***** Data extract *****

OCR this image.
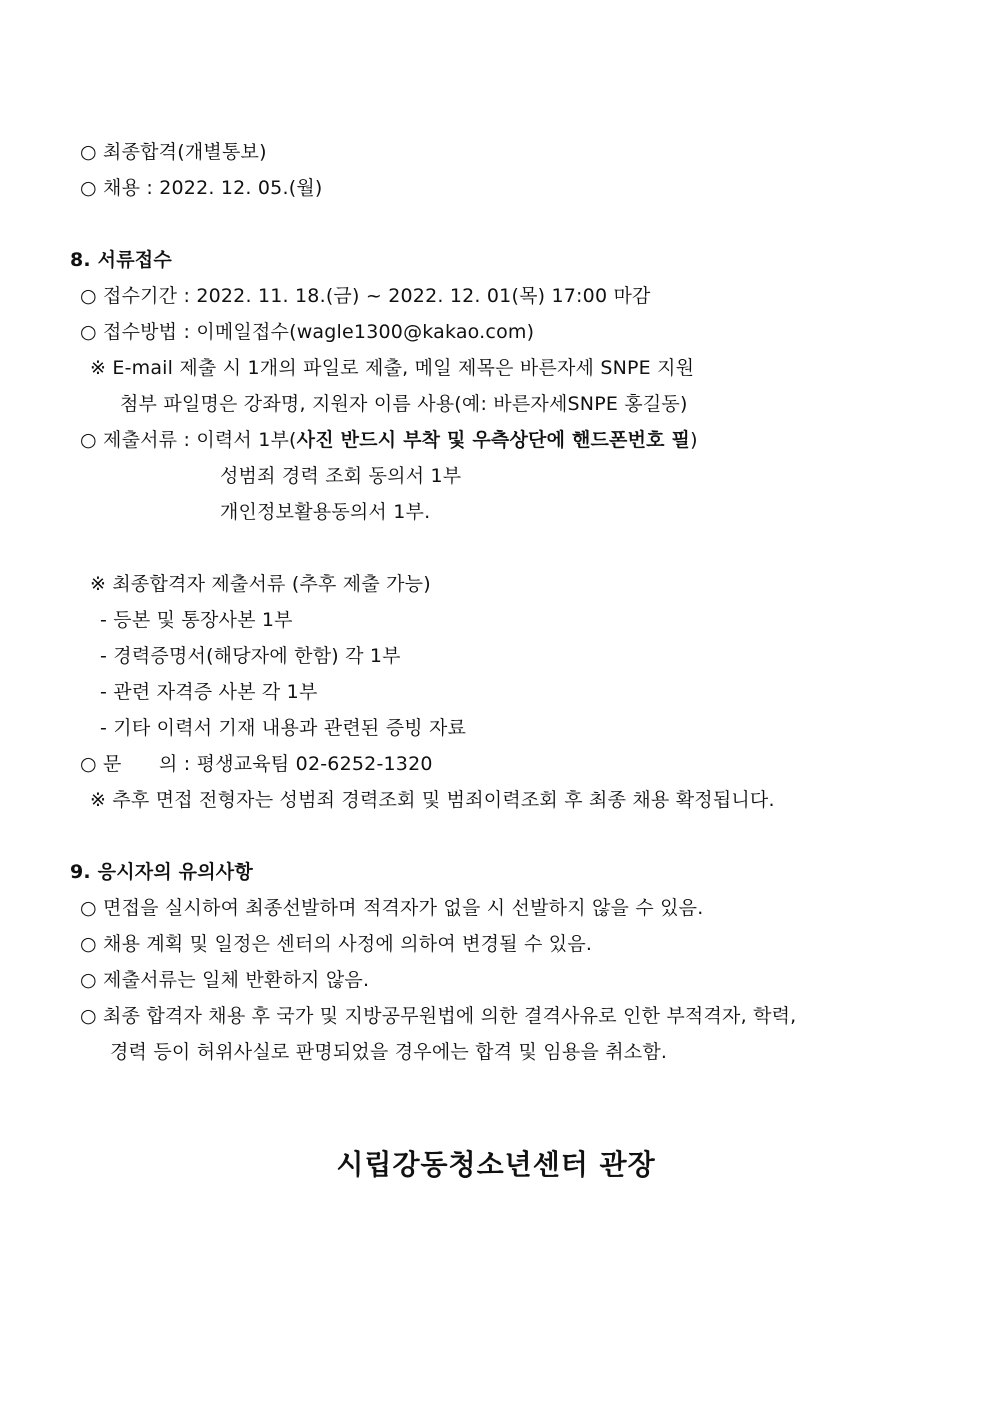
○ 최종합격(개별통보)
○ 채용 : 2022. 12. 05.(월)
8. 서류접수
○ 접수기간 : 2022. 11. 18.(금) ~ 2022. 12. 01(목) 17:00 마감
○ 접수방법 : 이메일접수(wagle1300@kakao.com)
※ E-mail 제출 시 1개의 파일로 제출, 메일 제목은 바른자세 SNPE 지원
첨부 파일명은 강좌명, 지원자 이름 사용(예: 바른자세SNPE 홍길동)
○ 제출서류 : 이력서 1부(사진 반드시 부착 및 우측상단에 핸드폰번호 필)
성범죄 경력 조회 동의서 1부
개인정보활용동의서 1부.
※ 최종합격자 제출서류 (추후 제출 가능)
- 등본 및 통장사본 1부
- 경력증명서(해당자에 한함) 각 1부
- 관련 자격증 사본 각 1부
- 기타 이력서 기재 내용과 관련된 증빙 자료
○ 문      의 : 평생교육팀 02-6252-1320
※ 추후 면접 전형자는 성범죄 경력조회 및 범죄이력조회 후 최종 채용 확정됩니다.
9. 응시자의 유의사항
○ 면접을 실시하여 최종선발하며 적격자가 없을 시 선발하지 않을 수 있음.
○ 채용 계획 및 일정은 센터의 사정에 의하여 변경될 수 있음.
○ 제출서류는 일체 반환하지 않음.
○ 최종 합격자 채용 후 국가 및 지방공무원법에 의한 결격사유로 인한 부적격자, 학력,
경력 등이 허위사실로 판명되었을 경우에는 합격 및 임용을 취소함.
시립강동청소년센터 관장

*****

Work to complete
Repeat each line of the records above exactly, but do not copy the pictures.

Task result
OCR this image.
○ 최종합격(개별통보)
○ 채용 : 2022. 12. 05.(월)
8. 서류접수
○ 접수기간 : 2022. 11. 18.(금) ~ 2022. 12. 01(목) 17:00 마감
○ 접수방법 : 이메일접수(wagle1300@kakao.com)
※ E-mail 제출 시 1개의 파일로 제출, 메일 제목은 바른자세 SNPE 지원
첨부 파일명은 강좌명, 지원자 이름 사용(예: 바른자세SNPE 홍길동)
○ 제출서류 : 이력서 1부(사진 반드시 부착 및 우측상단에 핸드폰번호 필)
성범죄 경력 조회 동의서 1부
개인정보활용동의서 1부.
※ 최종합격자 제출서류 (추후 제출 가능)
- 등본 및 통장사본 1부
- 경력증명서(해당자에 한함) 각 1부
- 관련 자격증 사본 각 1부
- 기타 이력서 기재 내용과 관련된 증빙 자료
○ 문      의 : 평생교육팀 02-6252-1320
※ 추후 면접 전형자는 성범죄 경력조회 및 범죄이력조회 후 최종 채용 확정됩니다.
9. 응시자의 유의사항
○ 면접을 실시하여 최종선발하며 적격자가 없을 시 선발하지 않을 수 있음.
○ 채용 계획 및 일정은 센터의 사정에 의하여 변경될 수 있음.
○ 제출서류는 일체 반환하지 않음.
○ 최종 합격자 채용 후 국가 및 지방공무원법에 의한 결격사유로 인한 부적격자, 학력,
경력 등이 허위사실로 판명되었을 경우에는 합격 및 임용을 취소함.
시립강동청소년센터 관장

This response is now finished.